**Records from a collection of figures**

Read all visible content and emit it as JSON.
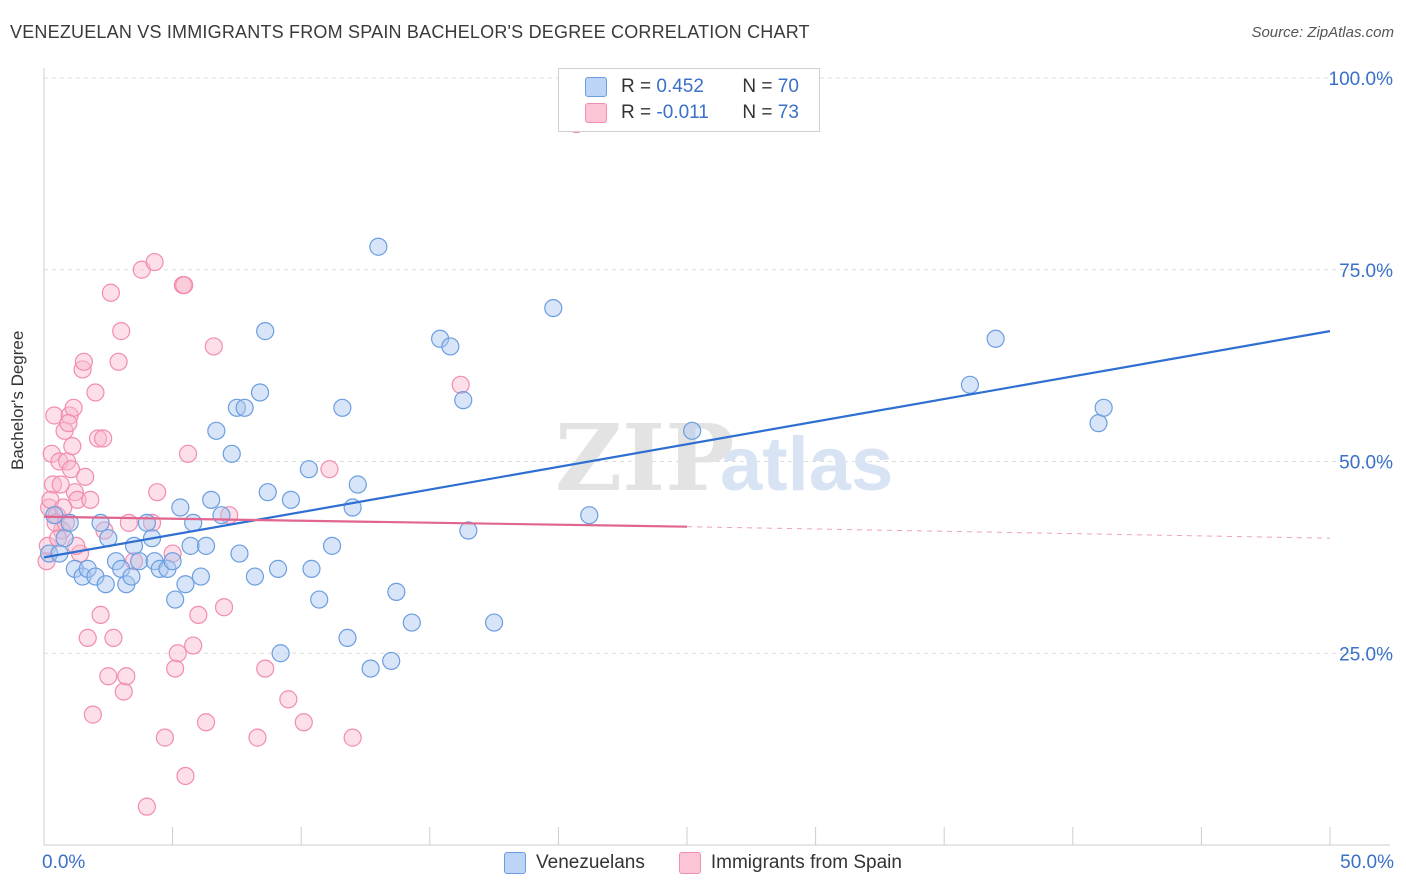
{
  "title": "VENEZUELAN VS IMMIGRANTS FROM SPAIN BACHELOR'S DEGREE CORRELATION CHART",
  "source": "Source: ZipAtlas.com",
  "watermark": {
    "zip": "ZIP",
    "atlas": "atlas"
  },
  "legend_stats": {
    "venezuelans": {
      "r_label": "R =",
      "r_value": "0.452",
      "n_label": "N =",
      "n_value": "70"
    },
    "spain": {
      "r_label": "R =",
      "r_value": "-0.011",
      "n_label": "N =",
      "n_value": "73"
    }
  },
  "chart_data": {
    "type": "scatter",
    "title": "VENEZUELAN VS IMMIGRANTS FROM SPAIN BACHELOR'S DEGREE CORRELATION CHART",
    "xlabel": "",
    "ylabel": "Bachelor's Degree",
    "xlim": [
      0,
      50
    ],
    "ylim": [
      0,
      100
    ],
    "x_tick_labels": [
      "0.0%",
      "50.0%"
    ],
    "y_tick_labels": [
      "25.0%",
      "50.0%",
      "75.0%",
      "100.0%"
    ],
    "y_ticks": [
      25,
      50,
      75,
      100
    ],
    "legend_position": "bottom-center",
    "colors": {
      "venezuelans": "#6a9ee0",
      "spain": "#f28cb0",
      "venezuelans_line": "#2e6fd1",
      "spain_line": "#e0658f",
      "axis_label": "#3a70c8"
    },
    "series": [
      {
        "name": "Venezuelans",
        "trend": {
          "x0": 0,
          "y0": 37.5,
          "x1": 50,
          "y1": 67
        },
        "points": [
          [
            0.2,
            38
          ],
          [
            0.4,
            43
          ],
          [
            0.6,
            38
          ],
          [
            0.8,
            40
          ],
          [
            1.0,
            42
          ],
          [
            1.2,
            36
          ],
          [
            1.5,
            35
          ],
          [
            1.7,
            36
          ],
          [
            2.0,
            35
          ],
          [
            2.2,
            42
          ],
          [
            2.5,
            40
          ],
          [
            2.8,
            37
          ],
          [
            3.0,
            36
          ],
          [
            3.2,
            34
          ],
          [
            3.4,
            35
          ],
          [
            3.5,
            39
          ],
          [
            3.7,
            37
          ],
          [
            4.0,
            42
          ],
          [
            4.2,
            40
          ],
          [
            4.3,
            37
          ],
          [
            4.5,
            36
          ],
          [
            4.8,
            36
          ],
          [
            5.0,
            37
          ],
          [
            5.1,
            32
          ],
          [
            5.3,
            44
          ],
          [
            5.5,
            34
          ],
          [
            5.7,
            39
          ],
          [
            5.8,
            42
          ],
          [
            6.1,
            35
          ],
          [
            6.3,
            39
          ],
          [
            6.5,
            45
          ],
          [
            6.7,
            54
          ],
          [
            6.9,
            43
          ],
          [
            7.3,
            51
          ],
          [
            7.5,
            57
          ],
          [
            7.6,
            38
          ],
          [
            7.8,
            57
          ],
          [
            8.2,
            35
          ],
          [
            8.4,
            59
          ],
          [
            8.6,
            67
          ],
          [
            8.7,
            46
          ],
          [
            9.1,
            36
          ],
          [
            9.2,
            25
          ],
          [
            9.6,
            45
          ],
          [
            10.3,
            49
          ],
          [
            10.4,
            36
          ],
          [
            10.7,
            32
          ],
          [
            11.2,
            39
          ],
          [
            11.6,
            57
          ],
          [
            11.8,
            27
          ],
          [
            12.0,
            44
          ],
          [
            12.2,
            47
          ],
          [
            12.7,
            23
          ],
          [
            13.0,
            78
          ],
          [
            13.5,
            24
          ],
          [
            13.7,
            33
          ],
          [
            14.3,
            29
          ],
          [
            15.4,
            66
          ],
          [
            15.8,
            65
          ],
          [
            16.3,
            58
          ],
          [
            16.5,
            41
          ],
          [
            17.5,
            29
          ],
          [
            19.8,
            70
          ],
          [
            21.2,
            43
          ],
          [
            25.2,
            54
          ],
          [
            36.0,
            60
          ],
          [
            37.0,
            66
          ],
          [
            41.0,
            55
          ],
          [
            41.2,
            57
          ],
          [
            2.4,
            34
          ]
        ]
      },
      {
        "name": "Immigrants from Spain",
        "trend": {
          "x0": 0,
          "y0": 42.8,
          "x1": 25,
          "y1": 41.5,
          "dashed_to_x": 50,
          "dashed_to_y": 40
        },
        "points": [
          [
            0.1,
            37
          ],
          [
            0.2,
            44
          ],
          [
            0.3,
            51
          ],
          [
            0.35,
            47
          ],
          [
            0.4,
            56
          ],
          [
            0.5,
            43
          ],
          [
            0.6,
            50
          ],
          [
            0.7,
            41
          ],
          [
            0.8,
            54
          ],
          [
            0.9,
            50
          ],
          [
            1.0,
            56
          ],
          [
            1.05,
            49
          ],
          [
            1.1,
            52
          ],
          [
            1.15,
            57
          ],
          [
            1.2,
            46
          ],
          [
            1.3,
            45
          ],
          [
            1.4,
            38
          ],
          [
            1.5,
            62
          ],
          [
            1.55,
            63
          ],
          [
            1.6,
            48
          ],
          [
            1.7,
            27
          ],
          [
            1.8,
            45
          ],
          [
            1.9,
            17
          ],
          [
            2.0,
            59
          ],
          [
            2.1,
            53
          ],
          [
            2.2,
            30
          ],
          [
            2.3,
            53
          ],
          [
            2.5,
            22
          ],
          [
            2.6,
            72
          ],
          [
            2.7,
            27
          ],
          [
            2.9,
            63
          ],
          [
            3.0,
            67
          ],
          [
            3.1,
            20
          ],
          [
            3.2,
            22
          ],
          [
            3.3,
            42
          ],
          [
            3.5,
            37
          ],
          [
            3.8,
            75
          ],
          [
            4.0,
            5
          ],
          [
            4.2,
            42
          ],
          [
            4.3,
            76
          ],
          [
            4.4,
            46
          ],
          [
            4.7,
            14
          ],
          [
            5.0,
            38
          ],
          [
            5.1,
            23
          ],
          [
            5.2,
            25
          ],
          [
            5.4,
            73
          ],
          [
            5.5,
            9
          ],
          [
            5.6,
            51
          ],
          [
            5.8,
            26
          ],
          [
            6.0,
            30
          ],
          [
            6.3,
            16
          ],
          [
            6.6,
            65
          ],
          [
            7.0,
            31
          ],
          [
            7.2,
            43
          ],
          [
            8.3,
            14
          ],
          [
            8.6,
            23
          ],
          [
            9.5,
            19
          ],
          [
            10.1,
            16
          ],
          [
            11.1,
            49
          ],
          [
            12.0,
            14
          ],
          [
            16.2,
            60
          ],
          [
            20.7,
            94
          ],
          [
            0.15,
            39
          ],
          [
            0.25,
            45
          ],
          [
            0.45,
            42
          ],
          [
            0.55,
            40
          ],
          [
            0.65,
            47
          ],
          [
            0.75,
            44
          ],
          [
            0.85,
            42
          ],
          [
            0.95,
            55
          ],
          [
            1.25,
            39
          ],
          [
            5.45,
            73
          ],
          [
            2.35,
            41
          ]
        ]
      }
    ]
  },
  "legend_bottom": {
    "venezuelans": "Venezuelans",
    "spain": "Immigrants from Spain"
  }
}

**TO DO**
Return every line of the records exactly as given, pictures excluded.

**RESPONSE FOR THIS EXERCISE**
Read all visible content and emit it as JSON.
{
  "title": "VENEZUELAN VS IMMIGRANTS FROM SPAIN BACHELOR'S DEGREE CORRELATION CHART",
  "source": "Source: ZipAtlas.com",
  "watermark": {
    "zip": "ZIP",
    "atlas": "atlas"
  },
  "legend_stats": {
    "venezuelans": {
      "r_label": "R =",
      "r_value": "0.452",
      "n_label": "N =",
      "n_value": "70"
    },
    "spain": {
      "r_label": "R =",
      "r_value": "-0.011",
      "n_label": "N =",
      "n_value": "73"
    }
  },
  "chart_data": {
    "type": "scatter",
    "title": "VENEZUELAN VS IMMIGRANTS FROM SPAIN BACHELOR'S DEGREE CORRELATION CHART",
    "xlabel": "",
    "ylabel": "Bachelor's Degree",
    "xlim": [
      0,
      50
    ],
    "ylim": [
      0,
      100
    ],
    "x_tick_labels": [
      "0.0%",
      "50.0%"
    ],
    "y_tick_labels": [
      "25.0%",
      "50.0%",
      "75.0%",
      "100.0%"
    ],
    "y_ticks": [
      25,
      50,
      75,
      100
    ],
    "legend_position": "bottom-center",
    "colors": {
      "venezuelans": "#6a9ee0",
      "spain": "#f28cb0",
      "venezuelans_line": "#2e6fd1",
      "spain_line": "#e0658f",
      "axis_label": "#3a70c8"
    },
    "series": [
      {
        "name": "Venezuelans",
        "trend": {
          "x0": 0,
          "y0": 37.5,
          "x1": 50,
          "y1": 67
        },
        "points": [
          [
            0.2,
            38
          ],
          [
            0.4,
            43
          ],
          [
            0.6,
            38
          ],
          [
            0.8,
            40
          ],
          [
            1.0,
            42
          ],
          [
            1.2,
            36
          ],
          [
            1.5,
            35
          ],
          [
            1.7,
            36
          ],
          [
            2.0,
            35
          ],
          [
            2.2,
            42
          ],
          [
            2.5,
            40
          ],
          [
            2.8,
            37
          ],
          [
            3.0,
            36
          ],
          [
            3.2,
            34
          ],
          [
            3.4,
            35
          ],
          [
            3.5,
            39
          ],
          [
            3.7,
            37
          ],
          [
            4.0,
            42
          ],
          [
            4.2,
            40
          ],
          [
            4.3,
            37
          ],
          [
            4.5,
            36
          ],
          [
            4.8,
            36
          ],
          [
            5.0,
            37
          ],
          [
            5.1,
            32
          ],
          [
            5.3,
            44
          ],
          [
            5.5,
            34
          ],
          [
            5.7,
            39
          ],
          [
            5.8,
            42
          ],
          [
            6.1,
            35
          ],
          [
            6.3,
            39
          ],
          [
            6.5,
            45
          ],
          [
            6.7,
            54
          ],
          [
            6.9,
            43
          ],
          [
            7.3,
            51
          ],
          [
            7.5,
            57
          ],
          [
            7.6,
            38
          ],
          [
            7.8,
            57
          ],
          [
            8.2,
            35
          ],
          [
            8.4,
            59
          ],
          [
            8.6,
            67
          ],
          [
            8.7,
            46
          ],
          [
            9.1,
            36
          ],
          [
            9.2,
            25
          ],
          [
            9.6,
            45
          ],
          [
            10.3,
            49
          ],
          [
            10.4,
            36
          ],
          [
            10.7,
            32
          ],
          [
            11.2,
            39
          ],
          [
            11.6,
            57
          ],
          [
            11.8,
            27
          ],
          [
            12.0,
            44
          ],
          [
            12.2,
            47
          ],
          [
            12.7,
            23
          ],
          [
            13.0,
            78
          ],
          [
            13.5,
            24
          ],
          [
            13.7,
            33
          ],
          [
            14.3,
            29
          ],
          [
            15.4,
            66
          ],
          [
            15.8,
            65
          ],
          [
            16.3,
            58
          ],
          [
            16.5,
            41
          ],
          [
            17.5,
            29
          ],
          [
            19.8,
            70
          ],
          [
            21.2,
            43
          ],
          [
            25.2,
            54
          ],
          [
            36.0,
            60
          ],
          [
            37.0,
            66
          ],
          [
            41.0,
            55
          ],
          [
            41.2,
            57
          ],
          [
            2.4,
            34
          ]
        ]
      },
      {
        "name": "Immigrants from Spain",
        "trend": {
          "x0": 0,
          "y0": 42.8,
          "x1": 25,
          "y1": 41.5,
          "dashed_to_x": 50,
          "dashed_to_y": 40
        },
        "points": [
          [
            0.1,
            37
          ],
          [
            0.2,
            44
          ],
          [
            0.3,
            51
          ],
          [
            0.35,
            47
          ],
          [
            0.4,
            56
          ],
          [
            0.5,
            43
          ],
          [
            0.6,
            50
          ],
          [
            0.7,
            41
          ],
          [
            0.8,
            54
          ],
          [
            0.9,
            50
          ],
          [
            1.0,
            56
          ],
          [
            1.05,
            49
          ],
          [
            1.1,
            52
          ],
          [
            1.15,
            57
          ],
          [
            1.2,
            46
          ],
          [
            1.3,
            45
          ],
          [
            1.4,
            38
          ],
          [
            1.5,
            62
          ],
          [
            1.55,
            63
          ],
          [
            1.6,
            48
          ],
          [
            1.7,
            27
          ],
          [
            1.8,
            45
          ],
          [
            1.9,
            17
          ],
          [
            2.0,
            59
          ],
          [
            2.1,
            53
          ],
          [
            2.2,
            30
          ],
          [
            2.3,
            53
          ],
          [
            2.5,
            22
          ],
          [
            2.6,
            72
          ],
          [
            2.7,
            27
          ],
          [
            2.9,
            63
          ],
          [
            3.0,
            67
          ],
          [
            3.1,
            20
          ],
          [
            3.2,
            22
          ],
          [
            3.3,
            42
          ],
          [
            3.5,
            37
          ],
          [
            3.8,
            75
          ],
          [
            4.0,
            5
          ],
          [
            4.2,
            42
          ],
          [
            4.3,
            76
          ],
          [
            4.4,
            46
          ],
          [
            4.7,
            14
          ],
          [
            5.0,
            38
          ],
          [
            5.1,
            23
          ],
          [
            5.2,
            25
          ],
          [
            5.4,
            73
          ],
          [
            5.5,
            9
          ],
          [
            5.6,
            51
          ],
          [
            5.8,
            26
          ],
          [
            6.0,
            30
          ],
          [
            6.3,
            16
          ],
          [
            6.6,
            65
          ],
          [
            7.0,
            31
          ],
          [
            7.2,
            43
          ],
          [
            8.3,
            14
          ],
          [
            8.6,
            23
          ],
          [
            9.5,
            19
          ],
          [
            10.1,
            16
          ],
          [
            11.1,
            49
          ],
          [
            12.0,
            14
          ],
          [
            16.2,
            60
          ],
          [
            20.7,
            94
          ],
          [
            0.15,
            39
          ],
          [
            0.25,
            45
          ],
          [
            0.45,
            42
          ],
          [
            0.55,
            40
          ],
          [
            0.65,
            47
          ],
          [
            0.75,
            44
          ],
          [
            0.85,
            42
          ],
          [
            0.95,
            55
          ],
          [
            1.25,
            39
          ],
          [
            5.45,
            73
          ],
          [
            2.35,
            41
          ]
        ]
      }
    ]
  },
  "legend_bottom": {
    "venezuelans": "Venezuelans",
    "spain": "Immigrants from Spain"
  }
}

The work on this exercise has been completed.